**WORK TO COMPLETE**
Locate the lines of the listing below that hold "yahoo", then copy each of them.

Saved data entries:

########################################

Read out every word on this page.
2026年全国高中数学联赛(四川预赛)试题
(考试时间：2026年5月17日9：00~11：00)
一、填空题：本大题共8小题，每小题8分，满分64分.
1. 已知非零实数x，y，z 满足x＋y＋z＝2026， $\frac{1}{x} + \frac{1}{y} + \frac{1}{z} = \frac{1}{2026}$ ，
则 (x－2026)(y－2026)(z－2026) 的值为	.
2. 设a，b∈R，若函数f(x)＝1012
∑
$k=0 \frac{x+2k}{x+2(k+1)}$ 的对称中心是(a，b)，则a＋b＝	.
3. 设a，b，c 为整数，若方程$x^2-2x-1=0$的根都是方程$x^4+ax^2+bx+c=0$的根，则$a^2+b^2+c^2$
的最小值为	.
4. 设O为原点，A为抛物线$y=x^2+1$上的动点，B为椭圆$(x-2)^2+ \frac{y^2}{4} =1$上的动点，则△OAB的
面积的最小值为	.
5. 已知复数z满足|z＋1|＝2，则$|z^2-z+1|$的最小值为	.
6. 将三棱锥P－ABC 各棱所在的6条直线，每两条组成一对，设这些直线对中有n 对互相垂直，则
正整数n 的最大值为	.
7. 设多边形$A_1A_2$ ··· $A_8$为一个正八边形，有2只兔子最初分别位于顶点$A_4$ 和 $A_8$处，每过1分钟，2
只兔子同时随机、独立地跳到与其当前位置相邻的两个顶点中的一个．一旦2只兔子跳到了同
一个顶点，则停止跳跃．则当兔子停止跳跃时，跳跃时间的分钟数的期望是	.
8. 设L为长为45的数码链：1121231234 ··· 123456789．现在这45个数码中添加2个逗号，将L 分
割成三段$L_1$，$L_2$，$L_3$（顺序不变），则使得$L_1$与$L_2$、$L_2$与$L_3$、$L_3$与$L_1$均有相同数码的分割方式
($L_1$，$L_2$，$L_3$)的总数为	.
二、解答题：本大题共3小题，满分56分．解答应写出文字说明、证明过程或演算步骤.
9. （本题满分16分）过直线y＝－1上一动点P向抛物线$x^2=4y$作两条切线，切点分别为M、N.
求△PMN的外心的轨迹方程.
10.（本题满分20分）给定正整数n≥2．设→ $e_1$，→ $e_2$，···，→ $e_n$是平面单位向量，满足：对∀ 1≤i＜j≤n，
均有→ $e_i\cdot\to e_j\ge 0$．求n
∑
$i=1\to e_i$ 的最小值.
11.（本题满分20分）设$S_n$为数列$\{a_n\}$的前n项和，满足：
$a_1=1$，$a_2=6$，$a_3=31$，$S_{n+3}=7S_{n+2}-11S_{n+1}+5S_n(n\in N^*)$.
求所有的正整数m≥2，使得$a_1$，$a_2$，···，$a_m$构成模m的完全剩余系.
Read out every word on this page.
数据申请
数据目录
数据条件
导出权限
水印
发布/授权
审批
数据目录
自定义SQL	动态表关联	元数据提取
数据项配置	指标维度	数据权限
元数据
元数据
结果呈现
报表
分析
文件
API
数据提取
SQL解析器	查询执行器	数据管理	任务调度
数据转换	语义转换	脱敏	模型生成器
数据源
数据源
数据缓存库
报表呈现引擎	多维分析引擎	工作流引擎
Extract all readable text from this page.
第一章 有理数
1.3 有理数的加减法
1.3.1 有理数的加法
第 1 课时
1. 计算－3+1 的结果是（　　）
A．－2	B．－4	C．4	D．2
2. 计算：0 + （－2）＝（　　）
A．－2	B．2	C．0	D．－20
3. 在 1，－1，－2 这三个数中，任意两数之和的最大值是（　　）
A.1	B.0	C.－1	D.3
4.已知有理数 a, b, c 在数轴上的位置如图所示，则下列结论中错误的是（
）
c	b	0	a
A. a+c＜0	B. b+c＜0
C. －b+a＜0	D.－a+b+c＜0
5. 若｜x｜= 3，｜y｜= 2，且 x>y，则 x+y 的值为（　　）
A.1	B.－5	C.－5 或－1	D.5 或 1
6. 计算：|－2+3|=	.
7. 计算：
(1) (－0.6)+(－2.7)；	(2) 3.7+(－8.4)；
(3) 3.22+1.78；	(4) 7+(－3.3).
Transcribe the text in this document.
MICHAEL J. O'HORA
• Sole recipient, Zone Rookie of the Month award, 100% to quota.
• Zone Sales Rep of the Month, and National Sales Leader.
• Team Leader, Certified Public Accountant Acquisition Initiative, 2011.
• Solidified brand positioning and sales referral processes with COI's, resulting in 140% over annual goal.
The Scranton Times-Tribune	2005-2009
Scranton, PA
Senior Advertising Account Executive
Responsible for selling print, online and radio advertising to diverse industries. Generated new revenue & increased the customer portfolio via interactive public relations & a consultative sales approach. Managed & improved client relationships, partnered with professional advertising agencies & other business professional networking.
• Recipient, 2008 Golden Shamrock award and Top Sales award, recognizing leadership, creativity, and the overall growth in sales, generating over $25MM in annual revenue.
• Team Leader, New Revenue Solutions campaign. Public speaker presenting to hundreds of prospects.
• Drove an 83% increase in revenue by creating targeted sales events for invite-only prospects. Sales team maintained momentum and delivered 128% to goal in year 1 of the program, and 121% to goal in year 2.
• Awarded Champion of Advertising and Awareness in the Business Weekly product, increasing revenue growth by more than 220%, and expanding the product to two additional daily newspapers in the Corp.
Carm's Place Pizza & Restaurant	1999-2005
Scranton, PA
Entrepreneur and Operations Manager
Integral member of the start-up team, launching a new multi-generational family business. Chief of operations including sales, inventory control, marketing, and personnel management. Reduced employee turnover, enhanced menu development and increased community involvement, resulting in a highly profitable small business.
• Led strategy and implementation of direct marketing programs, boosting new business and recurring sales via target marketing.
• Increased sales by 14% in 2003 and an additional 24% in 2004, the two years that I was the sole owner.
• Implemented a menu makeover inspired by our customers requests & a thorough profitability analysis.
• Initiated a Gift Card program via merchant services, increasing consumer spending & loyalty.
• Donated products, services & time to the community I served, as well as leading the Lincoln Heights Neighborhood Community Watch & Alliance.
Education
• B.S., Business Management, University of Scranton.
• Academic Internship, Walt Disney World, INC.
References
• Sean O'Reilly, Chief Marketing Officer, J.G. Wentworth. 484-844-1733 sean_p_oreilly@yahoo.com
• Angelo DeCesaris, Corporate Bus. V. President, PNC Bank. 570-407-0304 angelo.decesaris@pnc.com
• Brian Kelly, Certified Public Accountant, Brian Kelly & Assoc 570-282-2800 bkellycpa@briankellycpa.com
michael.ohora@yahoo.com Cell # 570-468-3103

########################################

**WRITTEN ANSWER**
• Sean O'Reilly, Chief Marketing Officer, J.G. Wentworth. 484-844-1733 sean_p_oreilly@yahoo.com
michael.ohora@yahoo.com Cell # 570-468-3103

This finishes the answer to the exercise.